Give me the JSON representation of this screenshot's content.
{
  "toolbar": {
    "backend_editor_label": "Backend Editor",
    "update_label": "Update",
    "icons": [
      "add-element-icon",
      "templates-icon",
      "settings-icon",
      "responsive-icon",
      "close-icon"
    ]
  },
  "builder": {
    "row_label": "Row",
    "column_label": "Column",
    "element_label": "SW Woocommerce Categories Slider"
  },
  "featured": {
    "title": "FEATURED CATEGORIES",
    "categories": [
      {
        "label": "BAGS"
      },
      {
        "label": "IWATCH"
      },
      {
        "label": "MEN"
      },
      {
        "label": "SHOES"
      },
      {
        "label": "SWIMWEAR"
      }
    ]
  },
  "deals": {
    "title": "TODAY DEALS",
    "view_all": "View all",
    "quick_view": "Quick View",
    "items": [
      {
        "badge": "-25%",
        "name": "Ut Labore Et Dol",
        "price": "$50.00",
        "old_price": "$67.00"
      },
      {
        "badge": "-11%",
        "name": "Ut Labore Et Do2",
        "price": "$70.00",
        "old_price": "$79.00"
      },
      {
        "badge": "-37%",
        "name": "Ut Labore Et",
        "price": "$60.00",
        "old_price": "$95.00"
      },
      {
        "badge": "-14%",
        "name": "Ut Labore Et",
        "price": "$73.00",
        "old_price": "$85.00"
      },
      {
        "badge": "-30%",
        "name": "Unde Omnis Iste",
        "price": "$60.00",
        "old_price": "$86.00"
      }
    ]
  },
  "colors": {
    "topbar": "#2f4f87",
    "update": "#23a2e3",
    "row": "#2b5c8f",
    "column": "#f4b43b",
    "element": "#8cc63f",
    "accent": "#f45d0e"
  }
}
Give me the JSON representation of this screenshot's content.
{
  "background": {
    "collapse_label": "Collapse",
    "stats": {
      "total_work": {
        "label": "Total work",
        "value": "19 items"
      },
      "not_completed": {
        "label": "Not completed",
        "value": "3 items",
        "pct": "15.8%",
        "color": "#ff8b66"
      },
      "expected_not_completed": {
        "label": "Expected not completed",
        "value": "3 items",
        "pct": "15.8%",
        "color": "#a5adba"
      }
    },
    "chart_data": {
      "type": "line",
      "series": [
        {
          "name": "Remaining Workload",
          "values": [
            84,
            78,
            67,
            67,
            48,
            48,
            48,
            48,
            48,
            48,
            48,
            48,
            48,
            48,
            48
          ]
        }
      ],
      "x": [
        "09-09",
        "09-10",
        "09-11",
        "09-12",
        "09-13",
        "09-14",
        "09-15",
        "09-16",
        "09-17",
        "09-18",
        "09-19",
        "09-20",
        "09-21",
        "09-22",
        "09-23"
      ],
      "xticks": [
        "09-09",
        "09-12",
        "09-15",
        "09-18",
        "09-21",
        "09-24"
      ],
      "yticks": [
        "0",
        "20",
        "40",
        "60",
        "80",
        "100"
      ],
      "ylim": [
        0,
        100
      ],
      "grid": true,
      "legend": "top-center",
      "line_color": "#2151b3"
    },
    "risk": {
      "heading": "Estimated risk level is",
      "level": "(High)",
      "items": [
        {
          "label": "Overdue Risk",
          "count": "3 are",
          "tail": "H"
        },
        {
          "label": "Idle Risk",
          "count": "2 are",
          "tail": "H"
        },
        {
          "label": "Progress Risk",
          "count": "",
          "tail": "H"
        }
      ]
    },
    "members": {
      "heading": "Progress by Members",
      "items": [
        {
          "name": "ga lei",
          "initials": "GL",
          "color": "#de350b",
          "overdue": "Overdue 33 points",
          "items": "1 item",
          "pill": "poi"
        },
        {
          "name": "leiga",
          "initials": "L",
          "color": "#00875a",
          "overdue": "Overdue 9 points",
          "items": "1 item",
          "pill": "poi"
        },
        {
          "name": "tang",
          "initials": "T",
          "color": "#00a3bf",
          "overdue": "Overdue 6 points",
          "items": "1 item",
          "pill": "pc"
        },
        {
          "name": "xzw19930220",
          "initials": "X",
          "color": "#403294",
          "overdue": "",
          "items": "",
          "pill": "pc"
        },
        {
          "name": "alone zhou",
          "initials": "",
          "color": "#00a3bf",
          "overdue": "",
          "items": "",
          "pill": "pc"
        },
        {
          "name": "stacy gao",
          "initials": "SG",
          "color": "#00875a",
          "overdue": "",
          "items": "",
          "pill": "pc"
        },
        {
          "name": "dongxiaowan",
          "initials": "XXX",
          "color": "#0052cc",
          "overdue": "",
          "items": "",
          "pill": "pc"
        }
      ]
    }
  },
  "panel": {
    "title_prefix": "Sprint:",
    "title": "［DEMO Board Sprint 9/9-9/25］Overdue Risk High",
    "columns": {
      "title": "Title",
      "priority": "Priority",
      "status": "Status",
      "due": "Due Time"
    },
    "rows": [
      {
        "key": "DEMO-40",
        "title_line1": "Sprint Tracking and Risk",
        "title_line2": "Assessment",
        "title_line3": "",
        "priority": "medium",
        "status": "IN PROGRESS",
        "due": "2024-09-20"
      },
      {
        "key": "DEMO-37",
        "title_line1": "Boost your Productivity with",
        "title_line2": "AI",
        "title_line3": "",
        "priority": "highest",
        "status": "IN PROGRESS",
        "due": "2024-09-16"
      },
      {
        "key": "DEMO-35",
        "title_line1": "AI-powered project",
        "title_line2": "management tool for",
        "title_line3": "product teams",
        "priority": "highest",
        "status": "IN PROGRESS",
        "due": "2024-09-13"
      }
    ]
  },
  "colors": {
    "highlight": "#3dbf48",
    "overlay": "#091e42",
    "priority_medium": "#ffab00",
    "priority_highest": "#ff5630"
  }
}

◆ ◆ ◆

Give all the entries again exactly; leave none out.

• The reply:
Give me the JSON representation of this screenshot's content.
{
  "toolbar": {
    "backend_editor_label": "Backend Editor",
    "update_label": "Update",
    "icons": [
      "add-element-icon",
      "templates-icon",
      "settings-icon",
      "responsive-icon",
      "close-icon"
    ]
  },
  "builder": {
    "row_label": "Row",
    "column_label": "Column",
    "element_label": "SW Woocommerce Categories Slider"
  },
  "featured": {
    "title": "FEATURED CATEGORIES",
    "categories": [
      {
        "label": "BAGS"
      },
      {
        "label": "IWATCH"
      },
      {
        "label": "MEN"
      },
      {
        "label": "SHOES"
      },
      {
        "label": "SWIMWEAR"
      }
    ]
  },
  "deals": {
    "title": "TODAY DEALS",
    "view_all": "View all",
    "quick_view": "Quick View",
    "items": [
      {
        "badge": "-25%",
        "name": "Ut Labore Et Dol",
        "price": "$50.00",
        "old_price": "$67.00"
      },
      {
        "badge": "-11%",
        "name": "Ut Labore Et Do2",
        "price": "$70.00",
        "old_price": "$79.00"
      },
      {
        "badge": "-37%",
        "name": "Ut Labore Et",
        "price": "$60.00",
        "old_price": "$95.00"
      },
      {
        "badge": "-14%",
        "name": "Ut Labore Et",
        "price": "$73.00",
        "old_price": "$85.00"
      },
      {
        "badge": "-30%",
        "name": "Unde Omnis Iste",
        "price": "$60.00",
        "old_price": "$86.00"
      }
    ]
  },
  "colors": {
    "topbar": "#2f4f87",
    "update": "#23a2e3",
    "row": "#2b5c8f",
    "column": "#f4b43b",
    "element": "#8cc63f",
    "accent": "#f45d0e"
  }
}
Give me the JSON representation of this screenshot's content.
{
  "background": {
    "collapse_label": "Collapse",
    "stats": {
      "total_work": {
        "label": "Total work",
        "value": "19 items"
      },
      "not_completed": {
        "label": "Not completed",
        "value": "3 items",
        "pct": "15.8%",
        "color": "#ff8b66"
      },
      "expected_not_completed": {
        "label": "Expected not completed",
        "value": "3 items",
        "pct": "15.8%",
        "color": "#a5adba"
      }
    },
    "chart_data": {
      "type": "line",
      "series": [
        {
          "name": "Remaining Workload",
          "values": [
            84,
            78,
            67,
            67,
            48,
            48,
            48,
            48,
            48,
            48,
            48,
            48,
            48,
            48,
            48
          ]
        }
      ],
      "x": [
        "09-09",
        "09-10",
        "09-11",
        "09-12",
        "09-13",
        "09-14",
        "09-15",
        "09-16",
        "09-17",
        "09-18",
        "09-19",
        "09-20",
        "09-21",
        "09-22",
        "09-23"
      ],
      "xticks": [
        "09-09",
        "09-12",
        "09-15",
        "09-18",
        "09-21",
        "09-24"
      ],
      "yticks": [
        "0",
        "20",
        "40",
        "60",
        "80",
        "100"
      ],
      "ylim": [
        0,
        100
      ],
      "grid": true,
      "legend": "top-center",
      "line_color": "#2151b3"
    },
    "risk": {
      "heading": "Estimated risk level is",
      "level": "(High)",
      "items": [
        {
          "label": "Overdue Risk",
          "count": "3 are",
          "tail": "H"
        },
        {
          "label": "Idle Risk",
          "count": "2 are",
          "tail": "H"
        },
        {
          "label": "Progress Risk",
          "count": "",
          "tail": "H"
        }
      ]
    },
    "members": {
      "heading": "Progress by Members",
      "items": [
        {
          "name": "ga lei",
          "initials": "GL",
          "color": "#de350b",
          "overdue": "Overdue 33 points",
          "items": "1 item",
          "pill": "poi"
        },
        {
          "name": "leiga",
          "initials": "L",
          "color": "#00875a",
          "overdue": "Overdue 9 points",
          "items": "1 item",
          "pill": "poi"
        },
        {
          "name": "tang",
          "initials": "T",
          "color": "#00a3bf",
          "overdue": "Overdue 6 points",
          "items": "1 item",
          "pill": "pc"
        },
        {
          "name": "xzw19930220",
          "initials": "X",
          "color": "#403294",
          "overdue": "",
          "items": "",
          "pill": "pc"
        },
        {
          "name": "alone zhou",
          "initials": "",
          "color": "#00a3bf",
          "overdue": "",
          "items": "",
          "pill": "pc"
        },
        {
          "name": "stacy gao",
          "initials": "SG",
          "color": "#00875a",
          "overdue": "",
          "items": "",
          "pill": "pc"
        },
        {
          "name": "dongxiaowan",
          "initials": "XXX",
          "color": "#0052cc",
          "overdue": "",
          "items": "",
          "pill": "pc"
        }
      ]
    }
  },
  "panel": {
    "title_prefix": "Sprint:",
    "title": "［DEMO Board Sprint 9/9-9/25］Overdue Risk High",
    "columns": {
      "title": "Title",
      "priority": "Priority",
      "status": "Status",
      "due": "Due Time"
    },
    "rows": [
      {
        "key": "DEMO-40",
        "title_line1": "Sprint Tracking and Risk",
        "title_line2": "Assessment",
        "title_line3": "",
        "priority": "medium",
        "status": "IN PROGRESS",
        "due": "2024-09-20"
      },
      {
        "key": "DEMO-37",
        "title_line1": "Boost your Productivity with",
        "title_line2": "AI",
        "title_line3": "",
        "priority": "highest",
        "status": "IN PROGRESS",
        "due": "2024-09-16"
      },
      {
        "key": "DEMO-35",
        "title_line1": "AI-powered project",
        "title_line2": "management tool for",
        "title_line3": "product teams",
        "priority": "highest",
        "status": "IN PROGRESS",
        "due": "2024-09-13"
      }
    ]
  },
  "colors": {
    "highlight": "#3dbf48",
    "overlay": "#091e42",
    "priority_medium": "#ffab00",
    "priority_highest": "#ff5630"
  }
}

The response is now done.